The task >>
Restate the entries below verbatim.
○ ○ ○ ○
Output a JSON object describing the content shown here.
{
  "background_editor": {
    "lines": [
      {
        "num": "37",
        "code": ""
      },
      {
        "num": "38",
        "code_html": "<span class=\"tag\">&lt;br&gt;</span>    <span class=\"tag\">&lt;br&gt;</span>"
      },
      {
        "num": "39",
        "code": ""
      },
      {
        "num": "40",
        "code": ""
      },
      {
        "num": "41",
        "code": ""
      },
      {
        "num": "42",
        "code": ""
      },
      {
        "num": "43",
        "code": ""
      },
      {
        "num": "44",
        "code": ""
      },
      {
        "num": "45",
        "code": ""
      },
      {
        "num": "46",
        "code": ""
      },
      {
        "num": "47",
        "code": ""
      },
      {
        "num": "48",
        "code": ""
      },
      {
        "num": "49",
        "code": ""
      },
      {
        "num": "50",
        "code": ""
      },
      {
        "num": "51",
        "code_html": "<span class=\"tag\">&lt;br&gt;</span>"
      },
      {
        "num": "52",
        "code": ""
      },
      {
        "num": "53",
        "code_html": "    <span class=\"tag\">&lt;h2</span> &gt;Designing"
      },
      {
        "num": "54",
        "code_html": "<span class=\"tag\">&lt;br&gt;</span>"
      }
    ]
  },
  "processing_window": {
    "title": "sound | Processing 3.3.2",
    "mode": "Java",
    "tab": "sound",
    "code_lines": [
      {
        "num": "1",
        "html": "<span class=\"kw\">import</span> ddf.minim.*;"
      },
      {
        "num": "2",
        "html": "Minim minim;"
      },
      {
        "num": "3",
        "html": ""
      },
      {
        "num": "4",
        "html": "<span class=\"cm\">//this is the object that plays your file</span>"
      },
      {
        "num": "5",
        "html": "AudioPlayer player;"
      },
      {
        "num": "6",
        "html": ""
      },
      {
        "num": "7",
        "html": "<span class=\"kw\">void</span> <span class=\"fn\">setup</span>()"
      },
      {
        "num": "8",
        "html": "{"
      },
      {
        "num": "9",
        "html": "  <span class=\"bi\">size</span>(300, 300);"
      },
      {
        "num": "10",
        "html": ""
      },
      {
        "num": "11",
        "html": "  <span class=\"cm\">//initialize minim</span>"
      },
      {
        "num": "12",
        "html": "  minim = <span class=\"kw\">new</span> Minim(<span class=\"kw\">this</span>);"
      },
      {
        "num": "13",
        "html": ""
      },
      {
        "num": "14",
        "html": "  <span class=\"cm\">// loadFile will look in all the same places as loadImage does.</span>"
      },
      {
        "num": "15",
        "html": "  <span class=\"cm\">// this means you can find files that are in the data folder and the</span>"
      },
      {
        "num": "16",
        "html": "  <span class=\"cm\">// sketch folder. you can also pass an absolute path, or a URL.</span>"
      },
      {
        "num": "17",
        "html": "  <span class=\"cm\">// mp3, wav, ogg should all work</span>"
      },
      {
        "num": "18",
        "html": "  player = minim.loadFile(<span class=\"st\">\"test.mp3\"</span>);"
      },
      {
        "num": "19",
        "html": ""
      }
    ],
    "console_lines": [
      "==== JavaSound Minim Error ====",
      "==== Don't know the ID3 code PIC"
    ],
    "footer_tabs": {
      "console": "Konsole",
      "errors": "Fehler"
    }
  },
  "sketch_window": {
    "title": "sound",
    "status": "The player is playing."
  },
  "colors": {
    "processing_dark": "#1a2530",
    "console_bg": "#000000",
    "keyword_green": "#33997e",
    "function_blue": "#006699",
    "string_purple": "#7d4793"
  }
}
○ ○ ○ ○
Task solution >>
Output a JSON object describing the content shown here.
{
  "background_editor": {
    "lines": [
      {
        "num": "37",
        "code": ""
      },
      {
        "num": "38",
        "code_html": "<span class=\"tag\">&lt;br&gt;</span>    <span class=\"tag\">&lt;br&gt;</span>"
      },
      {
        "num": "39",
        "code": ""
      },
      {
        "num": "40",
        "code": ""
      },
      {
        "num": "41",
        "code": ""
      },
      {
        "num": "42",
        "code": ""
      },
      {
        "num": "43",
        "code": ""
      },
      {
        "num": "44",
        "code": ""
      },
      {
        "num": "45",
        "code": ""
      },
      {
        "num": "46",
        "code": ""
      },
      {
        "num": "47",
        "code": ""
      },
      {
        "num": "48",
        "code": ""
      },
      {
        "num": "49",
        "code": ""
      },
      {
        "num": "50",
        "code": ""
      },
      {
        "num": "51",
        "code_html": "<span class=\"tag\">&lt;br&gt;</span>"
      },
      {
        "num": "52",
        "code": ""
      },
      {
        "num": "53",
        "code_html": "    <span class=\"tag\">&lt;h2</span> &gt;Designing"
      },
      {
        "num": "54",
        "code_html": "<span class=\"tag\">&lt;br&gt;</span>"
      }
    ]
  },
  "processing_window": {
    "title": "sound | Processing 3.3.2",
    "mode": "Java",
    "tab": "sound",
    "code_lines": [
      {
        "num": "1",
        "html": "<span class=\"kw\">import</span> ddf.minim.*;"
      },
      {
        "num": "2",
        "html": "Minim minim;"
      },
      {
        "num": "3",
        "html": ""
      },
      {
        "num": "4",
        "html": "<span class=\"cm\">//this is the object that plays your file</span>"
      },
      {
        "num": "5",
        "html": "AudioPlayer player;"
      },
      {
        "num": "6",
        "html": ""
      },
      {
        "num": "7",
        "html": "<span class=\"kw\">void</span> <span class=\"fn\">setup</span>()"
      },
      {
        "num": "8",
        "html": "{"
      },
      {
        "num": "9",
        "html": "  <span class=\"bi\">size</span>(300, 300);"
      },
      {
        "num": "10",
        "html": ""
      },
      {
        "num": "11",
        "html": "  <span class=\"cm\">//initialize minim</span>"
      },
      {
        "num": "12",
        "html": "  minim = <span class=\"kw\">new</span> Minim(<span class=\"kw\">this</span>);"
      },
      {
        "num": "13",
        "html": ""
      },
      {
        "num": "14",
        "html": "  <span class=\"cm\">// loadFile will look in all the same places as loadImage does.</span>"
      },
      {
        "num": "15",
        "html": "  <span class=\"cm\">// this means you can find files that are in the data folder and the</span>"
      },
      {
        "num": "16",
        "html": "  <span class=\"cm\">// sketch folder. you can also pass an absolute path, or a URL.</span>"
      },
      {
        "num": "17",
        "html": "  <span class=\"cm\">// mp3, wav, ogg should all work</span>"
      },
      {
        "num": "18",
        "html": "  player = minim.loadFile(<span class=\"st\">\"test.mp3\"</span>);"
      },
      {
        "num": "19",
        "html": ""
      }
    ],
    "console_lines": [
      "==== JavaSound Minim Error ====",
      "==== Don't know the ID3 code PIC"
    ],
    "footer_tabs": {
      "console": "Konsole",
      "errors": "Fehler"
    }
  },
  "sketch_window": {
    "title": "sound",
    "status": "The player is playing."
  },
  "colors": {
    "processing_dark": "#1a2530",
    "console_bg": "#000000",
    "keyword_green": "#33997e",
    "function_blue": "#006699",
    "string_purple": "#7d4793"
  }
}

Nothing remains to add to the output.